— start of TASK DATA —

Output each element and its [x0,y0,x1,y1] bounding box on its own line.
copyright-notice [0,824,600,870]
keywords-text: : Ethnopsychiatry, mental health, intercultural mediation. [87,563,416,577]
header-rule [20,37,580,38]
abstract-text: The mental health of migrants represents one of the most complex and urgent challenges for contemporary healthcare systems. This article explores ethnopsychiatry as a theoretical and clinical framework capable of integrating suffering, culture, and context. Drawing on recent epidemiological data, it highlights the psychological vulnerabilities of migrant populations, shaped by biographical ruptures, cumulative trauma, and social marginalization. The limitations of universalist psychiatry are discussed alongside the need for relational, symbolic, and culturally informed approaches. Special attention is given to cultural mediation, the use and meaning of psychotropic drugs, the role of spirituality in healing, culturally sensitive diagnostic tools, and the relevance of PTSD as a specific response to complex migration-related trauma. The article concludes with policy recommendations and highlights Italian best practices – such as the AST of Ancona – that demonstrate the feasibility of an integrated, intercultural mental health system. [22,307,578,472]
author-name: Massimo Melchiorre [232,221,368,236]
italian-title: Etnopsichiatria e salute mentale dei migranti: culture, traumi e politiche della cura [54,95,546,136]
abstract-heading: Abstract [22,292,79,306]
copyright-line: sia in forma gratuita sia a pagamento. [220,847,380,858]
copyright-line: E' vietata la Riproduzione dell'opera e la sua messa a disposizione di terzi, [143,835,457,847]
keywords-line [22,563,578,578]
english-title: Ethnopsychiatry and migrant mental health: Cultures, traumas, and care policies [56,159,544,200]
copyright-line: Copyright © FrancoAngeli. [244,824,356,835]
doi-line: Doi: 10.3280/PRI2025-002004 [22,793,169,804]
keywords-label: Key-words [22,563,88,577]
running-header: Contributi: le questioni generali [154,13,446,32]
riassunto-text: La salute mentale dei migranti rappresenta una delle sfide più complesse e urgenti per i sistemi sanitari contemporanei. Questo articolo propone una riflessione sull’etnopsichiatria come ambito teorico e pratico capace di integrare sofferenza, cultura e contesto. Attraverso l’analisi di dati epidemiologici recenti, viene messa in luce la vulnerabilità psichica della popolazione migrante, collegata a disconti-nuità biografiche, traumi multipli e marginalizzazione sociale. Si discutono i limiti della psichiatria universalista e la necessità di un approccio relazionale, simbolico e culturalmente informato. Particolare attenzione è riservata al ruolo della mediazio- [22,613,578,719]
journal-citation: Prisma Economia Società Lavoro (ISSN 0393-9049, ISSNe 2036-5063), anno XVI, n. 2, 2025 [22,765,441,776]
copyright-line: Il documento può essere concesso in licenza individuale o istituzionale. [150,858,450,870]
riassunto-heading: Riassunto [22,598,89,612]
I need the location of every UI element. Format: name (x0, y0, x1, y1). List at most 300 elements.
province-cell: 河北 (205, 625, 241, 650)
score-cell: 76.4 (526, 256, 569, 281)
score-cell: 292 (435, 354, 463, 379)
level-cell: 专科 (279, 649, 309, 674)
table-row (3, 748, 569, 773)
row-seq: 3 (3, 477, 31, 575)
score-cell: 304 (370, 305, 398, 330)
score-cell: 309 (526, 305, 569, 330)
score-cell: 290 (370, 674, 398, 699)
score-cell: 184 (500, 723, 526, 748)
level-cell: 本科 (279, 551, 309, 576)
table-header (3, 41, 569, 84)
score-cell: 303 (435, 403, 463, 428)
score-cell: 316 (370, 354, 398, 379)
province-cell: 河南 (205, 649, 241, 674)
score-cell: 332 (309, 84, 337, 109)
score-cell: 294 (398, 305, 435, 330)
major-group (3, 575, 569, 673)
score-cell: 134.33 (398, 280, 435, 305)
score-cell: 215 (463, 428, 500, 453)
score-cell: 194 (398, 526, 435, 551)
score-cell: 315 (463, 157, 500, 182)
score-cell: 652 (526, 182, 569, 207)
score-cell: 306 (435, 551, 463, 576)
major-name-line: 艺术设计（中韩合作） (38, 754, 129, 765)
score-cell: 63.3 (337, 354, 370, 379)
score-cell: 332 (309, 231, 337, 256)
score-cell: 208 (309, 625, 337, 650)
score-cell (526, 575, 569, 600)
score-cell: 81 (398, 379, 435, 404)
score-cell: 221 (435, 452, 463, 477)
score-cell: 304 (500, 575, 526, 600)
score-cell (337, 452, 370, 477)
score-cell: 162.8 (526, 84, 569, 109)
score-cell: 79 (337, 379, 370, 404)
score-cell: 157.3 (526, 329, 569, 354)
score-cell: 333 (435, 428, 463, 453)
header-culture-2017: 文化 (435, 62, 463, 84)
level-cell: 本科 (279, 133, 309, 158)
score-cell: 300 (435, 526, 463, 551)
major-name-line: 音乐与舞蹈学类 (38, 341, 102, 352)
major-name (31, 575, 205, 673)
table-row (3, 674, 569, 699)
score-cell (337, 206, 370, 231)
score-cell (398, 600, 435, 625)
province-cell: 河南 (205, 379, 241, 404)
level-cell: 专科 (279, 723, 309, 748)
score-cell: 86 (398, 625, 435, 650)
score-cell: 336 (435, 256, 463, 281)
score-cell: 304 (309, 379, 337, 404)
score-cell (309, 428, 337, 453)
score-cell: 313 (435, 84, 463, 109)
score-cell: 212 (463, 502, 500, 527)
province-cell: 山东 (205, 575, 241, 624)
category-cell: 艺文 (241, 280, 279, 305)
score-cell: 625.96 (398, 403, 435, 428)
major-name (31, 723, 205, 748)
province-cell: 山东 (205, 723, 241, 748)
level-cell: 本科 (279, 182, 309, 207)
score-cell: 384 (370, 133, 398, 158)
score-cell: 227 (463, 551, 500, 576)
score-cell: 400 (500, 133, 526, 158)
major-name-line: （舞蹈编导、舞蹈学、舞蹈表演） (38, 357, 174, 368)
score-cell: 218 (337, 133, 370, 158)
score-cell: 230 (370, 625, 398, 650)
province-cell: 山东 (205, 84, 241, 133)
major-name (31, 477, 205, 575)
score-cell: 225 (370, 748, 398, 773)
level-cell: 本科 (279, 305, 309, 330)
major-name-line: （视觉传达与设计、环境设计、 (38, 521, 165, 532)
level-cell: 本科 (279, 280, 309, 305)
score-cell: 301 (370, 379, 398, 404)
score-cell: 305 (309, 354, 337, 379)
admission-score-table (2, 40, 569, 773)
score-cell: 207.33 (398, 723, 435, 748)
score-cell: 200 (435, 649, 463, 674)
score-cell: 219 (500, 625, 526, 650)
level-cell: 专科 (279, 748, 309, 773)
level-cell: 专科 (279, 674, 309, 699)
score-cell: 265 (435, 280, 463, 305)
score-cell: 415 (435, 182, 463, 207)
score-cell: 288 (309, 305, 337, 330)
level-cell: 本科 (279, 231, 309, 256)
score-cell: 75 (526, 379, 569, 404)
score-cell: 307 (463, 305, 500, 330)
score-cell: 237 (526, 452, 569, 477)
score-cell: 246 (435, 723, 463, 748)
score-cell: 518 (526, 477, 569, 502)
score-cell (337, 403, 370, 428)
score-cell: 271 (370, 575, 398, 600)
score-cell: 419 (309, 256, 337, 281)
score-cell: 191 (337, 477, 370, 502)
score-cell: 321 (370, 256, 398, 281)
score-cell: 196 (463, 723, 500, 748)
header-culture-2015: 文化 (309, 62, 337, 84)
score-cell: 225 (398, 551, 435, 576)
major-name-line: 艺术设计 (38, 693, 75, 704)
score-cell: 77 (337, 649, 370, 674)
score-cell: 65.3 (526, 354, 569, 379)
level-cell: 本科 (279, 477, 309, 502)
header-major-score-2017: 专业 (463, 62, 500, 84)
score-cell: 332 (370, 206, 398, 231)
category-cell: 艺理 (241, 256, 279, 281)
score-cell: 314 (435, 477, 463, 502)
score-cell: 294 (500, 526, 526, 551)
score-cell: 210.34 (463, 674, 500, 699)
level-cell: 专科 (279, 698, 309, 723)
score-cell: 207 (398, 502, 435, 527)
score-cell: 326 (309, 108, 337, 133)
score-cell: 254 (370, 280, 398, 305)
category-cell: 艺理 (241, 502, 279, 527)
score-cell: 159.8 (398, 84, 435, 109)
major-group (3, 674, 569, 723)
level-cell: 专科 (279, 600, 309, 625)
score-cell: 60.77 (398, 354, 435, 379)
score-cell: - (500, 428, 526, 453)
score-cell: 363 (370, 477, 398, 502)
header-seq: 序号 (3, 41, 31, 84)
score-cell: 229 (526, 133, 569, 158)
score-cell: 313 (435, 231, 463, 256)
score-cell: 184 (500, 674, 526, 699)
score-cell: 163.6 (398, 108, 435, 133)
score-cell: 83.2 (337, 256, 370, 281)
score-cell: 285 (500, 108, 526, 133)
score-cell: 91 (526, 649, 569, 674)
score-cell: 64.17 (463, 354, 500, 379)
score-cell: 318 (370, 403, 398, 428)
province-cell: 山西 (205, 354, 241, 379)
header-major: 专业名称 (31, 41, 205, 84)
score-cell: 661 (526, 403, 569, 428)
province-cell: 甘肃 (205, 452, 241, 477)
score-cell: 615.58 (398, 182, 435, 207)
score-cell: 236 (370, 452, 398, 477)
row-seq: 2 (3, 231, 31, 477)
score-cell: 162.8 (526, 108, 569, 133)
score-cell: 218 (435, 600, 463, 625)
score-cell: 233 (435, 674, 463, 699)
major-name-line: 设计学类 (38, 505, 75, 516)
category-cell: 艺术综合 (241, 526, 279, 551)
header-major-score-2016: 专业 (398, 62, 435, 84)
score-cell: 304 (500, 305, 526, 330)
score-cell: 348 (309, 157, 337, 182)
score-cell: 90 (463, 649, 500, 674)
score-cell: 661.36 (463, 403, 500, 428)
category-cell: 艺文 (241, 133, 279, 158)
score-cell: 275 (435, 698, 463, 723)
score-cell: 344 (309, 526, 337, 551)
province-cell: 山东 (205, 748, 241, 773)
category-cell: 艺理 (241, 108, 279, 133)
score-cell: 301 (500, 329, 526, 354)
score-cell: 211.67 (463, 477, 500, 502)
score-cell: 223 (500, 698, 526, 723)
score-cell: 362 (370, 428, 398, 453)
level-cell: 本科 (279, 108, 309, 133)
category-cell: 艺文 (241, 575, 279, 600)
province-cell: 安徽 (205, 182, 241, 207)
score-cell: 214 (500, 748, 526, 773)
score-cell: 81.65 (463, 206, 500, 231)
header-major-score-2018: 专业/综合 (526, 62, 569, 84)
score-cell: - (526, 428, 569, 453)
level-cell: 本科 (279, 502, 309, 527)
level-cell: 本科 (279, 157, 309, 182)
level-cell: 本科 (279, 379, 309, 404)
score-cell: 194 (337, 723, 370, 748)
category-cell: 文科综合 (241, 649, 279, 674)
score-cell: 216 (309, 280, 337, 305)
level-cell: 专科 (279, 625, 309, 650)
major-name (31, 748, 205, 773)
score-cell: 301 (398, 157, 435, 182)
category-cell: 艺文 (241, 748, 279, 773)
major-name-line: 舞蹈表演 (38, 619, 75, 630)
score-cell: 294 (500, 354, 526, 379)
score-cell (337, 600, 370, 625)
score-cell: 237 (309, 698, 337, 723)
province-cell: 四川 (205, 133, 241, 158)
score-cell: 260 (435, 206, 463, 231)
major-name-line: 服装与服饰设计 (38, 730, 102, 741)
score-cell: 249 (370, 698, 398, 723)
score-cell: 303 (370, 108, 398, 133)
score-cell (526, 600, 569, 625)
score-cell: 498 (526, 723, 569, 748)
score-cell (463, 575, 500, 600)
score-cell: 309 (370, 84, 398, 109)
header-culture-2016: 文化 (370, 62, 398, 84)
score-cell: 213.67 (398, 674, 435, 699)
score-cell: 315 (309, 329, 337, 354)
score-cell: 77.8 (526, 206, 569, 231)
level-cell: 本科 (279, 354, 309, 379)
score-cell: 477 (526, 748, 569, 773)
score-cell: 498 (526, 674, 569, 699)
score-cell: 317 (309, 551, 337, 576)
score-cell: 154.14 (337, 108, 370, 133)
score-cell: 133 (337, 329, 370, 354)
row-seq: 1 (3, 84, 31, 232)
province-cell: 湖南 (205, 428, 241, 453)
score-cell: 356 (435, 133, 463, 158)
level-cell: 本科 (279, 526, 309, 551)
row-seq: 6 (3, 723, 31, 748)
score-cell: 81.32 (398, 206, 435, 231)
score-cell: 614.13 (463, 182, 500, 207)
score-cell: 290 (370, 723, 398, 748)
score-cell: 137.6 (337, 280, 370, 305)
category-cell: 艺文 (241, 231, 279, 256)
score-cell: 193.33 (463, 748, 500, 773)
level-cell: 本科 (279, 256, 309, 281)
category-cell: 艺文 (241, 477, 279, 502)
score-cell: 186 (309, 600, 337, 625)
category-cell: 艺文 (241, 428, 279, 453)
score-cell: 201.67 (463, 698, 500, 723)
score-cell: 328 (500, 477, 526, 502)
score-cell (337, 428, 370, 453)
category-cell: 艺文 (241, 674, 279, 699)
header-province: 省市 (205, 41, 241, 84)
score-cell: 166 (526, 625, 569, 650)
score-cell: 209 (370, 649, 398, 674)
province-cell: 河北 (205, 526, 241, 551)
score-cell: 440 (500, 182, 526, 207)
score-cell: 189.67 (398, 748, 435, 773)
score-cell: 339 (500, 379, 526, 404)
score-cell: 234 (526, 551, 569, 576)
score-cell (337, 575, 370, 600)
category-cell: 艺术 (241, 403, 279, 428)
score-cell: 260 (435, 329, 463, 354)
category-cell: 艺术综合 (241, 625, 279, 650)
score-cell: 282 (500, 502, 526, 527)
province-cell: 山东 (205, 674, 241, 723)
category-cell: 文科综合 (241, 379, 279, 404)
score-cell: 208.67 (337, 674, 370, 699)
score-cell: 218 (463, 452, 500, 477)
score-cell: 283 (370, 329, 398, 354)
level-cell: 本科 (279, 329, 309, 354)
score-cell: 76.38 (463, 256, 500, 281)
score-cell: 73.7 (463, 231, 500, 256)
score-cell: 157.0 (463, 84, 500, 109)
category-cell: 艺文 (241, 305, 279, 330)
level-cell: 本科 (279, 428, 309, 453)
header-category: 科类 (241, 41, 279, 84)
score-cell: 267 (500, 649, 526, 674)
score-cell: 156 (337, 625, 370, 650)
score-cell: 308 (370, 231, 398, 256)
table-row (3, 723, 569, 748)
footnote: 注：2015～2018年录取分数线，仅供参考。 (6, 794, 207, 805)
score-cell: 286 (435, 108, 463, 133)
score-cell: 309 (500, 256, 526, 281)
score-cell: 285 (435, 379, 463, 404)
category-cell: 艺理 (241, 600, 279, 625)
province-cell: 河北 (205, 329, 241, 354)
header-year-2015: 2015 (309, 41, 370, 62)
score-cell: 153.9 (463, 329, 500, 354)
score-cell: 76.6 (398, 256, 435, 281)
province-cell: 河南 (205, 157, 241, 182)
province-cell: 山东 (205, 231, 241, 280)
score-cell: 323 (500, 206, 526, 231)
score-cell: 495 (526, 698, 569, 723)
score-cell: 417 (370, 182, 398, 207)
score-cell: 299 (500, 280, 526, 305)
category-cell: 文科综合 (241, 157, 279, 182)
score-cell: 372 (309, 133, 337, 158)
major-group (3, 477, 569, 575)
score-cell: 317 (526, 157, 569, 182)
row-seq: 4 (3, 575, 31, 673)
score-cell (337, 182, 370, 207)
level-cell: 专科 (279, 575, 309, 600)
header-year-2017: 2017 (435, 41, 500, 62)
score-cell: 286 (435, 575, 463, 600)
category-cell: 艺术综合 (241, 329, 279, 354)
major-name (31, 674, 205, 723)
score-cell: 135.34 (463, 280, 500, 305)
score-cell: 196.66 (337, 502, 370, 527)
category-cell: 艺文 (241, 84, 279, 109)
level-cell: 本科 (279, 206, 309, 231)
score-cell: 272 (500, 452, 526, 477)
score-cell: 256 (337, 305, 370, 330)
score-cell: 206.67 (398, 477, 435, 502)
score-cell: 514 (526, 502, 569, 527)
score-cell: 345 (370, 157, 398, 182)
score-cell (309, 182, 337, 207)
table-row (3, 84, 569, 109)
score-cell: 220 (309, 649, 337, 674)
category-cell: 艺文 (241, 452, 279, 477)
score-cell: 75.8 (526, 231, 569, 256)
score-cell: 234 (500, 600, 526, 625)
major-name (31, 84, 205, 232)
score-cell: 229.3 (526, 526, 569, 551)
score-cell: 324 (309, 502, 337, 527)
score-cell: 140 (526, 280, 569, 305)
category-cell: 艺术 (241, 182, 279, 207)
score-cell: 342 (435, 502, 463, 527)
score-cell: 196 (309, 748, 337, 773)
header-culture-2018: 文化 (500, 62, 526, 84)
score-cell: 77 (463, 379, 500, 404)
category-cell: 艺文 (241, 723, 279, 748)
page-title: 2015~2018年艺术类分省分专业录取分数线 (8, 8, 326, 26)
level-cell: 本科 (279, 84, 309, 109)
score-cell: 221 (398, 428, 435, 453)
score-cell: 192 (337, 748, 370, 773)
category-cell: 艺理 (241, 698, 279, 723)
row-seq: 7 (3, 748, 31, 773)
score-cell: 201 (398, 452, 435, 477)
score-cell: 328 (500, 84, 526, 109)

— end of TASK DATA —

◆ STATED GOAL: Can you update the data from its first line through the line with "header-rule [20,37,580,38]", putting "legal-notice" in place of "copyright-notice" and changing nothing else?

◆ EXERCISE RESULT:
Output each element and its [x0,y0,x1,y1] bounding box on its own line.
legal-notice [0,824,600,870]
keywords-text: : Ethnopsychiatry, mental health, intercultural mediation. [87,563,416,577]
header-rule [20,37,580,38]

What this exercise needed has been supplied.